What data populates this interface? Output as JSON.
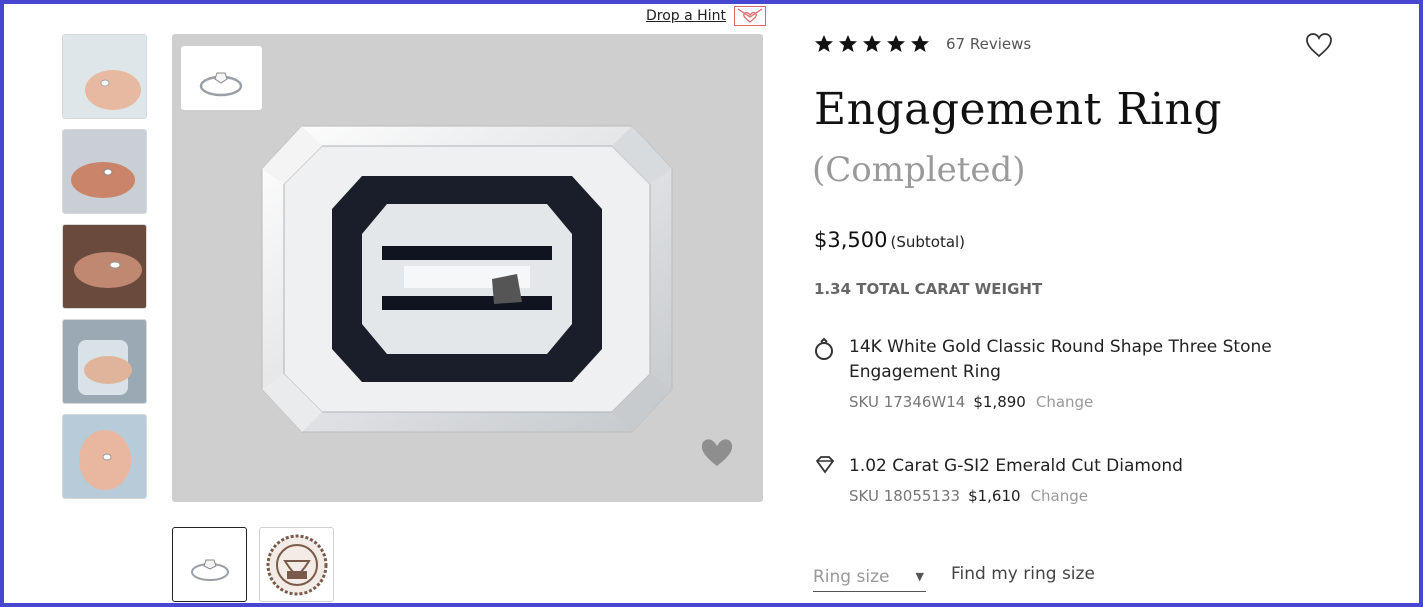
{
  "hint": {
    "label": "Drop a Hint"
  },
  "thumbnails": [
    {
      "alt": "hand-with-ring-photo-1"
    },
    {
      "alt": "hand-with-ring-photo-2"
    },
    {
      "alt": "hand-with-ring-photo-3"
    },
    {
      "alt": "hand-with-ring-photo-4"
    },
    {
      "alt": "hand-with-ring-photo-5"
    }
  ],
  "rating": {
    "stars": 5,
    "reviews_label": "67 Reviews"
  },
  "product": {
    "title": "Engagement Ring",
    "subtitle": "(Completed)",
    "price": "$3,500",
    "price_note": "(Subtotal)",
    "carat_weight": "1.34 TOTAL CARAT WEIGHT"
  },
  "components": [
    {
      "icon": "ring-icon",
      "name": "14K White Gold Classic Round Shape Three Stone Engagement Ring",
      "sku": "SKU 17346W14",
      "price": "$1,890",
      "change_label": "Change"
    },
    {
      "icon": "diamond-icon",
      "name": "1.02 Carat G-SI2 Emerald Cut Diamond",
      "sku": "SKU 18055133",
      "price": "$1,610",
      "change_label": "Change"
    }
  ],
  "ring_size": {
    "placeholder": "Ring size",
    "find_label": "Find my ring size"
  },
  "colors": {
    "frame": "#4747d1",
    "hint_heart": "#e06a6a",
    "muted": "#9a9a9a"
  }
}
________________________________________
> [BRIEF]: Give the number of lines in the entries above that include the string "hand". No other output is expected.

> [TASK ANSWER]: 5